• PROBLEM REQUIREMENTS: As you work through the listing below, copy each line exactly and drop the images.

• SUPPLIED DATA:
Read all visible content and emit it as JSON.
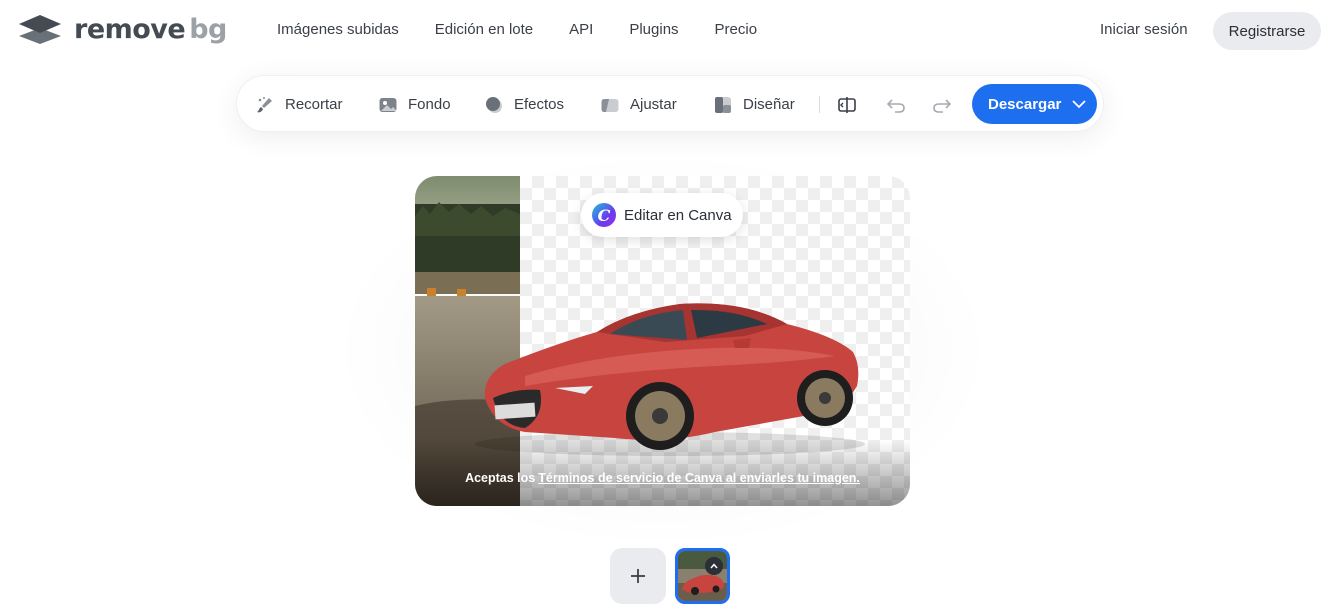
{
  "header": {
    "logo": {
      "word1": "remove",
      "word2": "bg"
    },
    "nav": [
      "Imágenes subidas",
      "Edición en lote",
      "API",
      "Plugins",
      "Precio"
    ],
    "login_label": "Iniciar sesión",
    "register_label": "Registrarse"
  },
  "toolbar": {
    "tools": [
      {
        "label": "Recortar",
        "icon": "brush-icon"
      },
      {
        "label": "Fondo",
        "icon": "image-icon"
      },
      {
        "label": "Efectos",
        "icon": "circle-effects-icon"
      },
      {
        "label": "Ajustar",
        "icon": "adjust-icon"
      },
      {
        "label": "Diseñar",
        "icon": "layout-icon"
      }
    ],
    "compare_icon": "compare-icon",
    "undo_icon": "undo-icon",
    "redo_icon": "redo-icon",
    "download_label": "Descargar",
    "accent": "#1e6ef0"
  },
  "canvas": {
    "canva_button_label": "Editar en Canva",
    "terms_prefix": "Aceptas los",
    "terms_link": "Términos de servicio de Canva al enviarles tu imagen."
  },
  "gallery": {
    "add_icon": "plus-icon",
    "thumb_badge_icon": "chevron-up-icon"
  }
}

• SOLUTION:
Read all visible content and emit it as JSON.
{
  "header": {
    "logo": {
      "word1": "remove",
      "word2": "bg"
    },
    "nav": [
      "Imágenes subidas",
      "Edición en lote",
      "API",
      "Plugins",
      "Precio"
    ],
    "login_label": "Iniciar sesión",
    "register_label": "Registrarse"
  },
  "toolbar": {
    "tools": [
      {
        "label": "Recortar",
        "icon": "brush-icon"
      },
      {
        "label": "Fondo",
        "icon": "image-icon"
      },
      {
        "label": "Efectos",
        "icon": "circle-effects-icon"
      },
      {
        "label": "Ajustar",
        "icon": "adjust-icon"
      },
      {
        "label": "Diseñar",
        "icon": "layout-icon"
      }
    ],
    "compare_icon": "compare-icon",
    "undo_icon": "undo-icon",
    "redo_icon": "redo-icon",
    "download_label": "Descargar",
    "accent": "#1e6ef0"
  },
  "canvas": {
    "canva_button_label": "Editar en Canva",
    "terms_prefix": "Aceptas los",
    "terms_link": "Términos de servicio de Canva al enviarles tu imagen."
  },
  "gallery": {
    "add_icon": "plus-icon",
    "thumb_badge_icon": "chevron-up-icon"
  }
}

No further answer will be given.